**Given exercise:**
Return each line of the listing that contains the string "anche".

━━━━━ Recorded data ━━━━━

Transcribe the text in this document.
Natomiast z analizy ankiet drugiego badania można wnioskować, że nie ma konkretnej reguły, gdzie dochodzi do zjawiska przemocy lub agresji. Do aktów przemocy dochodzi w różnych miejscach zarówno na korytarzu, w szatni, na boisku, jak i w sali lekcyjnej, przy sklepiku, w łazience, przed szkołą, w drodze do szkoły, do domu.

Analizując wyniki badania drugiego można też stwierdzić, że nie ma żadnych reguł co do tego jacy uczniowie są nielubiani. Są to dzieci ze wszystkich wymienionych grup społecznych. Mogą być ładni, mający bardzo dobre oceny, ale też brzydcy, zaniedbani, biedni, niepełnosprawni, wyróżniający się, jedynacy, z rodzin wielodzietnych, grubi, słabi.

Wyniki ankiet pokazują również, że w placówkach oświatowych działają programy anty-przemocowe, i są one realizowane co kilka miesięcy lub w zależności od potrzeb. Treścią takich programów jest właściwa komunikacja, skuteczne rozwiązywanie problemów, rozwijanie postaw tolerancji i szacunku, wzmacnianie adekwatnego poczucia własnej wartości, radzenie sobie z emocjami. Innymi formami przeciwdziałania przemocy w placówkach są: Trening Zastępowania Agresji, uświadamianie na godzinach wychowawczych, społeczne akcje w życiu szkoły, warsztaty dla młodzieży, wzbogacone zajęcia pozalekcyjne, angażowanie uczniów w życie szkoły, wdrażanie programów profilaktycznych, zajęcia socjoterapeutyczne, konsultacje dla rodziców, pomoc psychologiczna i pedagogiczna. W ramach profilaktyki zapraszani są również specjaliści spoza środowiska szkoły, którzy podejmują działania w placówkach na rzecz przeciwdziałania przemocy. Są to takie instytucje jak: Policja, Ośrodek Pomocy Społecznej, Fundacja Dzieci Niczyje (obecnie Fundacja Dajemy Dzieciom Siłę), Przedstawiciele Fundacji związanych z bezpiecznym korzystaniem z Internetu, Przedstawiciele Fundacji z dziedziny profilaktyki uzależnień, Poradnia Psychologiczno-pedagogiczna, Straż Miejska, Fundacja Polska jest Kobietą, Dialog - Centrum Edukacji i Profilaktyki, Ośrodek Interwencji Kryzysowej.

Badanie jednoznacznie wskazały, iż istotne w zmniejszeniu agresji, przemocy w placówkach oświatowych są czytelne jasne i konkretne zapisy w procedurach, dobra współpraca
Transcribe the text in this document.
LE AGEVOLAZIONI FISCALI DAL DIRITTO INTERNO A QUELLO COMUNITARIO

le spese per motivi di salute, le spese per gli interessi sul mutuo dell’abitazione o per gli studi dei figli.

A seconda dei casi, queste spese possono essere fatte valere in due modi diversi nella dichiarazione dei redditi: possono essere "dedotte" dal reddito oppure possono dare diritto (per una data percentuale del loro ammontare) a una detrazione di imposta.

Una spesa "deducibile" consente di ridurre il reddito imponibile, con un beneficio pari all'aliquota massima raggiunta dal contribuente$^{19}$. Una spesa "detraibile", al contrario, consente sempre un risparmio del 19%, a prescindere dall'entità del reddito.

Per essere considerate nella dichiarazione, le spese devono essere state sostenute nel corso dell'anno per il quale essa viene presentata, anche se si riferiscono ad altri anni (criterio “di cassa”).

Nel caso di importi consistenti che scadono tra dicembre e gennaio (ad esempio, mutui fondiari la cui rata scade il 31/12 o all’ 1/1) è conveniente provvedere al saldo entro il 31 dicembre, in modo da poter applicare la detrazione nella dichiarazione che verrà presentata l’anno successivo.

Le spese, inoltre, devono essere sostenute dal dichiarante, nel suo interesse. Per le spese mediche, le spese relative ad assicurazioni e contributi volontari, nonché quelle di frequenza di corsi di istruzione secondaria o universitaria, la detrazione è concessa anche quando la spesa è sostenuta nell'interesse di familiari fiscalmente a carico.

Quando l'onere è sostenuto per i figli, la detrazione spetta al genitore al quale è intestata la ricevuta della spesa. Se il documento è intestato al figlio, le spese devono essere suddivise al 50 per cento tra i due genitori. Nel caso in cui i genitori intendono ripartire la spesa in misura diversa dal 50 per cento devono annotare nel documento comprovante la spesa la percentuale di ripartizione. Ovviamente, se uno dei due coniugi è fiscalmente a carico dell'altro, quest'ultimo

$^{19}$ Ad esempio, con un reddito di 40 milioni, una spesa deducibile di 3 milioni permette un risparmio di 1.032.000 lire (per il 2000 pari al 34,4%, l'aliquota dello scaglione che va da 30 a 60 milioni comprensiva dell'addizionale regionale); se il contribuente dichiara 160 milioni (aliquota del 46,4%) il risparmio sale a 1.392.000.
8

━━━━━

**Answer to the exercise:**
Per essere considerate nella dichiarazione, le spese devono essere state sostenute nel corso dell'anno per il quale essa viene presentata, anche se si riferiscono ad altri anni (criterio “di cassa”).
Le spese, inoltre, devono essere sostenute dal dichiarante, nel suo interesse. Per le spese mediche, le spese relative ad assicurazioni e contributi volontari, nonché quelle di frequenza di corsi di istruzione secondaria o universitaria, la detrazione è concessa anche quando la spesa è sostenuta nell'interesse di familiari fiscalmente a carico.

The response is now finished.